• [DIRECTION]
Copy out every line exactly, passing over the pictures.

• [MATERIALS PROVIDED]
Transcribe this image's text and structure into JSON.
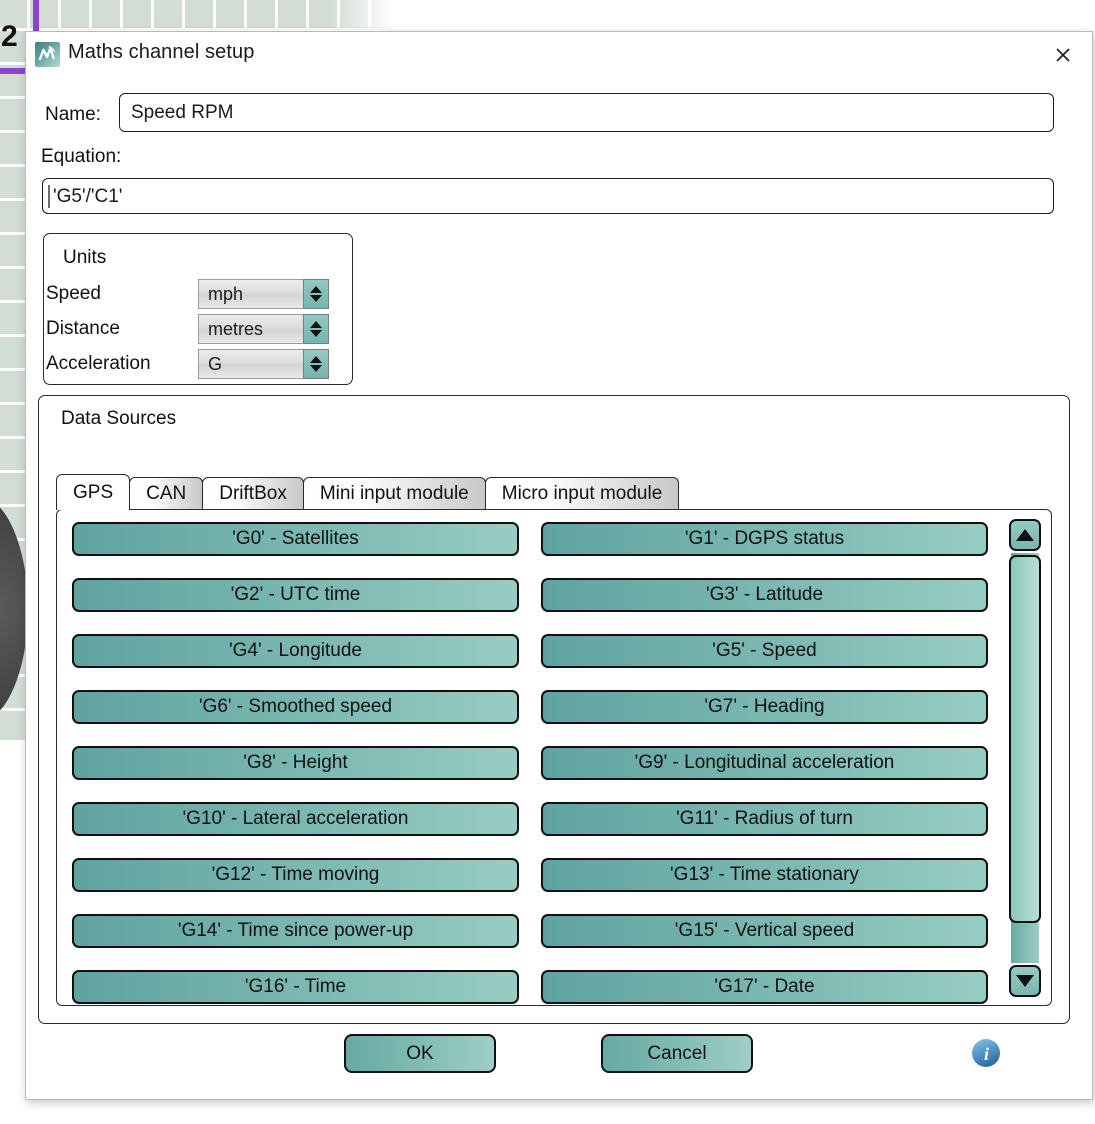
{
  "background": {
    "row_number": "2"
  },
  "dialog": {
    "title": "Maths channel setup",
    "app_icon": "maths-channel-icon",
    "close_icon": "close-icon"
  },
  "name_field": {
    "label": "Name:",
    "value": "Speed RPM",
    "placeholder": ""
  },
  "equation_field": {
    "label": "Equation:",
    "value": "'G5'/'C1'",
    "placeholder": ""
  },
  "units": {
    "legend": "Units",
    "rows": [
      {
        "label": "Speed",
        "value": "mph"
      },
      {
        "label": "Distance",
        "value": "metres"
      },
      {
        "label": "Acceleration",
        "value": "G"
      }
    ]
  },
  "data_sources": {
    "legend": "Data Sources",
    "tabs": [
      {
        "label": "GPS",
        "active": true
      },
      {
        "label": "CAN",
        "active": false
      },
      {
        "label": "DriftBox",
        "active": false
      },
      {
        "label": "Mini input module",
        "active": false
      },
      {
        "label": "Micro input module",
        "active": false
      }
    ],
    "channels": [
      "'G0' - Satellites",
      "'G1' - DGPS status",
      "'G2' - UTC time",
      "'G3' - Latitude",
      "'G4' - Longitude",
      "'G5' - Speed",
      "'G6' - Smoothed speed",
      "'G7' - Heading",
      "'G8' - Height",
      "'G9' - Longitudinal acceleration",
      "'G10' - Lateral acceleration",
      "'G11' - Radius of turn",
      "'G12' - Time moving",
      "'G13' - Time stationary",
      "'G14' - Time since power-up",
      "'G15' - Vertical speed",
      "'G16' - Time",
      "'G17' - Date"
    ],
    "scrollbar": {
      "up_icon": "scroll-up-arrow-icon",
      "down_icon": "scroll-down-arrow-icon"
    }
  },
  "footer": {
    "ok_label": "OK",
    "cancel_label": "Cancel",
    "info_icon": "info-icon"
  },
  "colors": {
    "teal_dark": "#5fa3a0",
    "teal_light": "#97ccc2",
    "info_blue": "#4a90c4",
    "grid_green": "#d2ddd4",
    "accent_purple": "#8e44d0"
  }
}
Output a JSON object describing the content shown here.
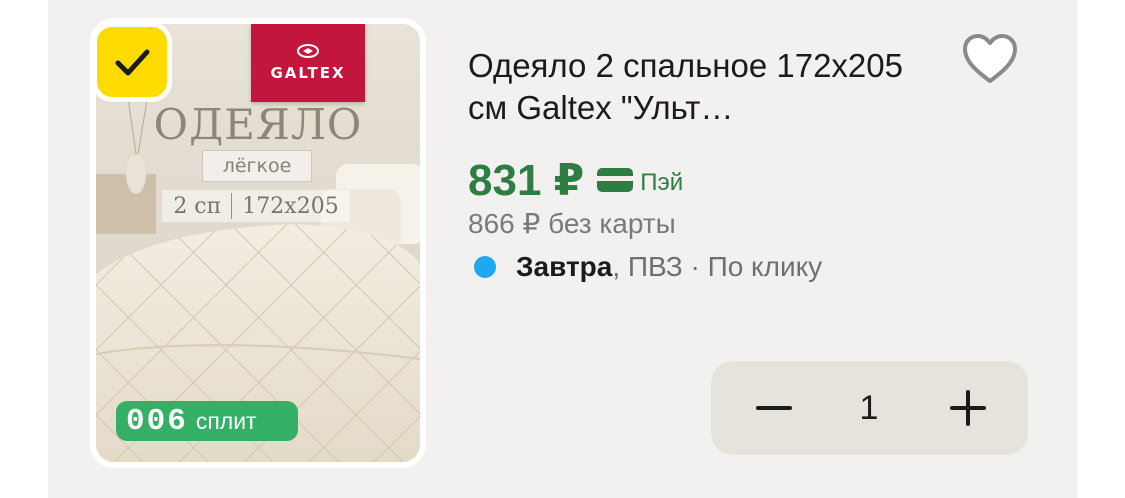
{
  "product": {
    "title": "Одеяло 2 спальное 172х205 см Galtex \"Ульт…",
    "price": "831 ₽",
    "pay_label": "Пэй",
    "price_without_card": "866 ₽ без карты",
    "delivery": {
      "day": "Завтра",
      "rest": ", ПВЗ · По клику"
    },
    "quantity": "1",
    "selected": true
  },
  "image_texts": {
    "brand": "GALTEX",
    "product_type": "ОДЕЯЛО",
    "weight": "лёгкое",
    "size_beds": "2 сп",
    "size_dims": "172х205"
  },
  "badge": {
    "logo": "006",
    "label": "сплит"
  },
  "icons": {
    "checkbox": "checkmark-icon",
    "favorite": "heart-outline-icon",
    "pay": "card-icon",
    "minus": "minus-icon",
    "plus": "plus-icon"
  },
  "colors": {
    "price_green": "#2e7d43",
    "checkbox_yellow": "#fedb00",
    "split_green": "#33b065",
    "delivery_dot": "#1fa8ef",
    "brand_red": "#c4163c"
  }
}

• [REPLY]
Transcribe this image's text and structure into JSON.
{
  "background": {
    "row_number": "2"
  },
  "dialog": {
    "title": "Maths channel setup",
    "app_icon": "maths-channel-icon",
    "close_icon": "close-icon"
  },
  "name_field": {
    "label": "Name:",
    "value": "Speed RPM",
    "placeholder": ""
  },
  "equation_field": {
    "label": "Equation:",
    "value": "'G5'/'C1'",
    "placeholder": ""
  },
  "units": {
    "legend": "Units",
    "rows": [
      {
        "label": "Speed",
        "value": "mph"
      },
      {
        "label": "Distance",
        "value": "metres"
      },
      {
        "label": "Acceleration",
        "value": "G"
      }
    ]
  },
  "data_sources": {
    "legend": "Data Sources",
    "tabs": [
      {
        "label": "GPS",
        "active": true
      },
      {
        "label": "CAN",
        "active": false
      },
      {
        "label": "DriftBox",
        "active": false
      },
      {
        "label": "Mini input module",
        "active": false
      },
      {
        "label": "Micro input module",
        "active": false
      }
    ],
    "channels": [
      "'G0' - Satellites",
      "'G1' - DGPS status",
      "'G2' - UTC time",
      "'G3' - Latitude",
      "'G4' - Longitude",
      "'G5' - Speed",
      "'G6' - Smoothed speed",
      "'G7' - Heading",
      "'G8' - Height",
      "'G9' - Longitudinal acceleration",
      "'G10' - Lateral acceleration",
      "'G11' - Radius of turn",
      "'G12' - Time moving",
      "'G13' - Time stationary",
      "'G14' - Time since power-up",
      "'G15' - Vertical speed",
      "'G16' - Time",
      "'G17' - Date"
    ],
    "scrollbar": {
      "up_icon": "scroll-up-arrow-icon",
      "down_icon": "scroll-down-arrow-icon"
    }
  },
  "footer": {
    "ok_label": "OK",
    "cancel_label": "Cancel",
    "info_icon": "info-icon"
  },
  "colors": {
    "teal_dark": "#5fa3a0",
    "teal_light": "#97ccc2",
    "info_blue": "#4a90c4",
    "grid_green": "#d2ddd4",
    "accent_purple": "#8e44d0"
  }
}
Output a JSON object describing the content shown here.
{
  "product": {
    "title": "Одеяло 2 спальное 172х205 см Galtex \"Ульт…",
    "price": "831 ₽",
    "pay_label": "Пэй",
    "price_without_card": "866 ₽ без карты",
    "delivery": {
      "day": "Завтра",
      "rest": ", ПВЗ · По клику"
    },
    "quantity": "1",
    "selected": true
  },
  "image_texts": {
    "brand": "GALTEX",
    "product_type": "ОДЕЯЛО",
    "weight": "лёгкое",
    "size_beds": "2 сп",
    "size_dims": "172х205"
  },
  "badge": {
    "logo": "006",
    "label": "сплит"
  },
  "icons": {
    "checkbox": "checkmark-icon",
    "favorite": "heart-outline-icon",
    "pay": "card-icon",
    "minus": "minus-icon",
    "plus": "plus-icon"
  },
  "colors": {
    "price_green": "#2e7d43",
    "checkbox_yellow": "#fedb00",
    "split_green": "#33b065",
    "delivery_dot": "#1fa8ef",
    "brand_red": "#c4163c"
  }
}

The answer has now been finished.